◆ Given request: Your task is to repeat the listing exactly.
------ Material for this exercise
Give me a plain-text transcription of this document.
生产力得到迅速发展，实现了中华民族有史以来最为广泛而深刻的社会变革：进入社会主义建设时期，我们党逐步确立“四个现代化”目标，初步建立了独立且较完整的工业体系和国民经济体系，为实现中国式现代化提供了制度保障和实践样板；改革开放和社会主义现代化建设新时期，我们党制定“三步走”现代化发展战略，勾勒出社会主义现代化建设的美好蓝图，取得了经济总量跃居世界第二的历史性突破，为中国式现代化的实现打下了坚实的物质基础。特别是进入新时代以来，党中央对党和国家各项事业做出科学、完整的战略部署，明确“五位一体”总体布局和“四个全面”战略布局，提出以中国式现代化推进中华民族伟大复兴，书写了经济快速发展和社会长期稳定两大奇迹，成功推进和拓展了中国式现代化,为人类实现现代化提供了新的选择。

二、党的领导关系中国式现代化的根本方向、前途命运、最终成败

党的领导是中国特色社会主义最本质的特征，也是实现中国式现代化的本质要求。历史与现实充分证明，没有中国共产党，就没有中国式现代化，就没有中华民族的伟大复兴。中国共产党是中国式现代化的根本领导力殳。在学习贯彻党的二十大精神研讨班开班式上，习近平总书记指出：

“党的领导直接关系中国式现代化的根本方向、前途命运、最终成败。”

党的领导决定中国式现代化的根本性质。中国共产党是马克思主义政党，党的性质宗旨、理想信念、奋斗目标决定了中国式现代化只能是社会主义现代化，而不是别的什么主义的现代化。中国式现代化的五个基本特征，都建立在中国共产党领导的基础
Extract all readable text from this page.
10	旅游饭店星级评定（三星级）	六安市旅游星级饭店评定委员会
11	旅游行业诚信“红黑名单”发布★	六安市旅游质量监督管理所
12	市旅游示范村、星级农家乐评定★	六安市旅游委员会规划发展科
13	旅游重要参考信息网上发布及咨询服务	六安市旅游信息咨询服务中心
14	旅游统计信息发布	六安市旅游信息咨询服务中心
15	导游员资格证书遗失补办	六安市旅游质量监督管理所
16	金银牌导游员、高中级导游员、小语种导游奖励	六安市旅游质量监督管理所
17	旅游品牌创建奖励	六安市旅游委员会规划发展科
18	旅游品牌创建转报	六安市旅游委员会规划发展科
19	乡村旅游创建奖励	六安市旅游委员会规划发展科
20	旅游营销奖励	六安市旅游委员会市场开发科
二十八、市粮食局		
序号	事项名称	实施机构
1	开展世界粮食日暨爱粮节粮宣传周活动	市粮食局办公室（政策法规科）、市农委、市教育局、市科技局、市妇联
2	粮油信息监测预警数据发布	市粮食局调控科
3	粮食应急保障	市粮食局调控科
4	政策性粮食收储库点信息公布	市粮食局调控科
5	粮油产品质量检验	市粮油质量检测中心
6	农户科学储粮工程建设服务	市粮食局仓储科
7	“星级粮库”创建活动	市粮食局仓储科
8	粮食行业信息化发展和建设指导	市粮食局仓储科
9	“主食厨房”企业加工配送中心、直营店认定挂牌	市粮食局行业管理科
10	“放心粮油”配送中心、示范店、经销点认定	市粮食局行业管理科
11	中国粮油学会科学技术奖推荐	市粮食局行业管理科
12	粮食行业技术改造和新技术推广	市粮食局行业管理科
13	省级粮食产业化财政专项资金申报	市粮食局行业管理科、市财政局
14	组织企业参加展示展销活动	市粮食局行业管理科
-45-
------------
◆ The solution:
Give me a plain-text transcription of this document.
生产力得到迅速发展，实现了中华民族有史以来最为广泛而深刻的社会变革：进入社会主义建设时期，我们党逐步确立“四个现代化”目标，初步建立了独立且较完整的工业体系和国民经济体系，为实现中国式现代化提供了制度保障和实践样板；改革开放和社会主义现代化建设新时期，我们党制定“三步走”现代化发展战略，勾勒出社会主义现代化建设的美好蓝图，取得了经济总量跃居世界第二的历史性突破，为中国式现代化的实现打下了坚实的物质基础。特别是进入新时代以来，党中央对党和国家各项事业做出科学、完整的战略部署，明确“五位一体”总体布局和“四个全面”战略布局，提出以中国式现代化推进中华民族伟大复兴，书写了经济快速发展和社会长期稳定两大奇迹，成功推进和拓展了中国式现代化,为人类实现现代化提供了新的选择。

二、党的领导关系中国式现代化的根本方向、前途命运、最终成败

党的领导是中国特色社会主义最本质的特征，也是实现中国式现代化的本质要求。历史与现实充分证明，没有中国共产党，就没有中国式现代化，就没有中华民族的伟大复兴。中国共产党是中国式现代化的根本领导力殳。在学习贯彻党的二十大精神研讨班开班式上，习近平总书记指出：

“党的领导直接关系中国式现代化的根本方向、前途命运、最终成败。”

党的领导决定中国式现代化的根本性质。中国共产党是马克思主义政党，党的性质宗旨、理想信念、奋斗目标决定了中国式现代化只能是社会主义现代化，而不是别的什么主义的现代化。中国式现代化的五个基本特征，都建立在中国共产党领导的基础
Extract all readable text from this page.
10	旅游饭店星级评定（三星级）	六安市旅游星级饭店评定委员会
11	旅游行业诚信“红黑名单”发布★	六安市旅游质量监督管理所
12	市旅游示范村、星级农家乐评定★	六安市旅游委员会规划发展科
13	旅游重要参考信息网上发布及咨询服务	六安市旅游信息咨询服务中心
14	旅游统计信息发布	六安市旅游信息咨询服务中心
15	导游员资格证书遗失补办	六安市旅游质量监督管理所
16	金银牌导游员、高中级导游员、小语种导游奖励	六安市旅游质量监督管理所
17	旅游品牌创建奖励	六安市旅游委员会规划发展科
18	旅游品牌创建转报	六安市旅游委员会规划发展科
19	乡村旅游创建奖励	六安市旅游委员会规划发展科
20	旅游营销奖励	六安市旅游委员会市场开发科
二十八、市粮食局		
序号	事项名称	实施机构
1	开展世界粮食日暨爱粮节粮宣传周活动	市粮食局办公室（政策法规科）、市农委、市教育局、市科技局、市妇联
2	粮油信息监测预警数据发布	市粮食局调控科
3	粮食应急保障	市粮食局调控科
4	政策性粮食收储库点信息公布	市粮食局调控科
5	粮油产品质量检验	市粮油质量检测中心
6	农户科学储粮工程建设服务	市粮食局仓储科
7	“星级粮库”创建活动	市粮食局仓储科
8	粮食行业信息化发展和建设指导	市粮食局仓储科
9	“主食厨房”企业加工配送中心、直营店认定挂牌	市粮食局行业管理科
10	“放心粮油”配送中心、示范店、经销点认定	市粮食局行业管理科
11	中国粮油学会科学技术奖推荐	市粮食局行业管理科
12	粮食行业技术改造和新技术推广	市粮食局行业管理科
13	省级粮食产业化财政专项资金申报	市粮食局行业管理科、市财政局
14	组织企业参加展示展销活动	市粮食局行业管理科
-45-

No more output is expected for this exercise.